* **Task instructions**
Write every entry out again exactly, please, and skip the pictures.

(Saved data entries)
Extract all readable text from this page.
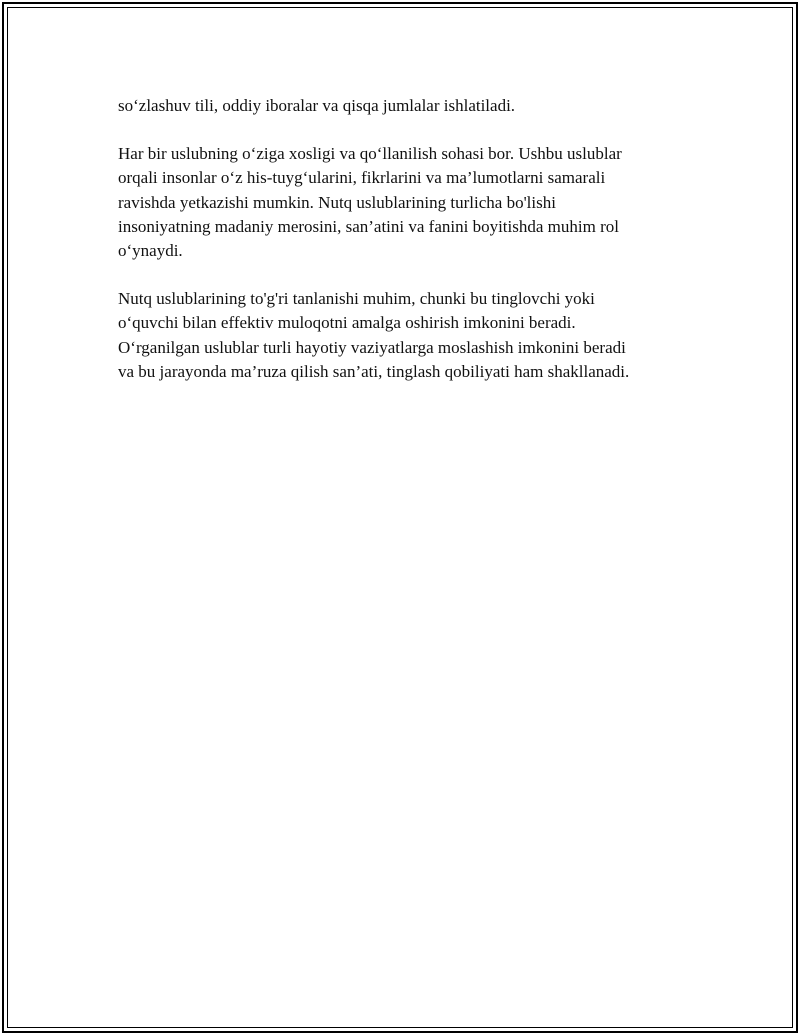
so‘zlashuv tili, oddiy iboralar va qisqa jumlalar ishlatiladi.

Har bir uslubning o‘ziga xosligi va qo‘llanilish sohasi bor. Ushbu uslublar
orqali insonlar o‘z his-tuyg‘ularini, fikrlarini va ma’lumotlarni samarali
ravishda yetkazishi mumkin. Nutq uslublarining turlicha bo'lishi
insoniyatning madaniy merosini, san’atini va fanini boyitishda muhim rol
o‘ynaydi.

Nutq uslublarining to'g'ri tanlanishi muhim, chunki bu tinglovchi yoki
o‘quvchi bilan effektiv muloqotni amalga oshirish imkonini beradi.
O‘rganilgan uslublar turli hayotiy vaziyatlarga moslashish imkonini beradi
va bu jarayonda ma’ruza qilish san’ati, tinglash qobiliyati ham shakllanadi.
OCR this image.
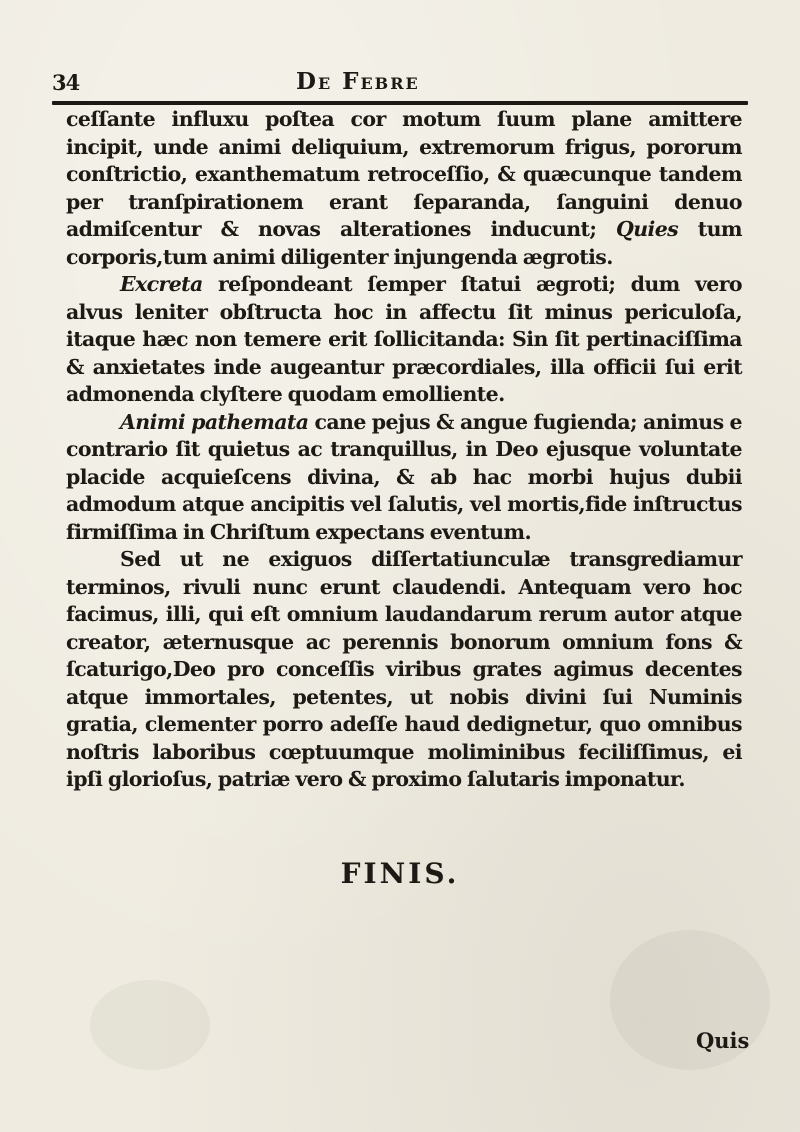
34	De Febre

ceſſante influxu poſtea cor motum ſuum plane amittere incipit, unde animi deliquium, extremorum frigus, pororum conſtrictio, exanthematum retroceſſio, & quæcunque tandem per tranſpirationem erant ſeparanda, ſanguini denuo admiſcentur & novas alterationes inducunt; Quies tum corporis,tum animi diligenter injungenda ægrotis.

Excreta reſpondeant ſemper ſtatui ægroti; dum vero alvus leniter obſtructa hoc in affectu ſit minus periculoſa, itaque hæc non temere erit ſollicitanda: Sin ſit pertinaciſſima & anxietates inde augeantur præcordiales, illa officii ſui erit admonenda clyſtere quodam emolliente.

Animi pathemata cane pejus & angue fugienda; animus e contrario ſit quietus ac tranquillus, in Deo ejusque voluntate placide acquieſcens divina, & ab hac morbi hujus dubii admodum atque ancipitis vel ſalutis, vel mortis,fide inſtructus firmiſſima in Chriſtum expectans eventum.

Sed ut ne exiguos diſſertatiunculæ transgrediamur terminos, rivuli nunc erunt claudendi. Antequam vero hoc facimus, illi, qui eſt omnium laudandarum rerum autor atque creator, æternusque ac perennis bonorum omnium fons & ſcaturigo,Deo pro conceſſis viribus grates agimus decentes atque immortales, petentes, ut nobis divini ſui Numinis gratia, clementer porro adeſſe haud dedignetur, quo omnibus noſtris laboribus cœptuumque moliminibus feciliſſimus, ei ipſi glorioſus, patriæ vero & proximo ſalutaris imponatur.

FINIS.
Quis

* **Exercise answer**
Extract all readable text from this page.
so‘zlashuv tili, oddiy iboralar va qisqa jumlalar ishlatiladi.

Har bir uslubning o‘ziga xosligi va qo‘llanilish sohasi bor. Ushbu uslublar
orqali insonlar o‘z his-tuyg‘ularini, fikrlarini va ma’lumotlarni samarali
ravishda yetkazishi mumkin. Nutq uslublarining turlicha bo'lishi
insoniyatning madaniy merosini, san’atini va fanini boyitishda muhim rol
o‘ynaydi.

Nutq uslublarining to'g'ri tanlanishi muhim, chunki bu tinglovchi yoki
o‘quvchi bilan effektiv muloqotni amalga oshirish imkonini beradi.
O‘rganilgan uslublar turli hayotiy vaziyatlarga moslashish imkonini beradi
va bu jarayonda ma’ruza qilish san’ati, tinglash qobiliyati ham shakllanadi.
OCR this image.
34	De Febre

ceſſante influxu poſtea cor motum ſuum plane amittere incipit, unde animi deliquium, extremorum frigus, pororum conſtrictio, exanthematum retroceſſio, & quæcunque tandem per tranſpirationem erant ſeparanda, ſanguini denuo admiſcentur & novas alterationes inducunt; Quies tum corporis,tum animi diligenter injungenda ægrotis.

Excreta reſpondeant ſemper ſtatui ægroti; dum vero alvus leniter obſtructa hoc in affectu ſit minus periculoſa, itaque hæc non temere erit ſollicitanda: Sin ſit pertinaciſſima & anxietates inde augeantur præcordiales, illa officii ſui erit admonenda clyſtere quodam emolliente.

Animi pathemata cane pejus & angue fugienda; animus e contrario ſit quietus ac tranquillus, in Deo ejusque voluntate placide acquieſcens divina, & ab hac morbi hujus dubii admodum atque ancipitis vel ſalutis, vel mortis,fide inſtructus firmiſſima in Chriſtum expectans eventum.

Sed ut ne exiguos diſſertatiunculæ transgrediamur terminos, rivuli nunc erunt claudendi. Antequam vero hoc facimus, illi, qui eſt omnium laudandarum rerum autor atque creator, æternusque ac perennis bonorum omnium fons & ſcaturigo,Deo pro conceſſis viribus grates agimus decentes atque immortales, petentes, ut nobis divini ſui Numinis gratia, clementer porro adeſſe haud dedignetur, quo omnibus noſtris laboribus cœptuumque moliminibus feciliſſimus, ei ipſi glorioſus, patriæ vero & proximo ſalutaris imponatur.

FINIS.
Quis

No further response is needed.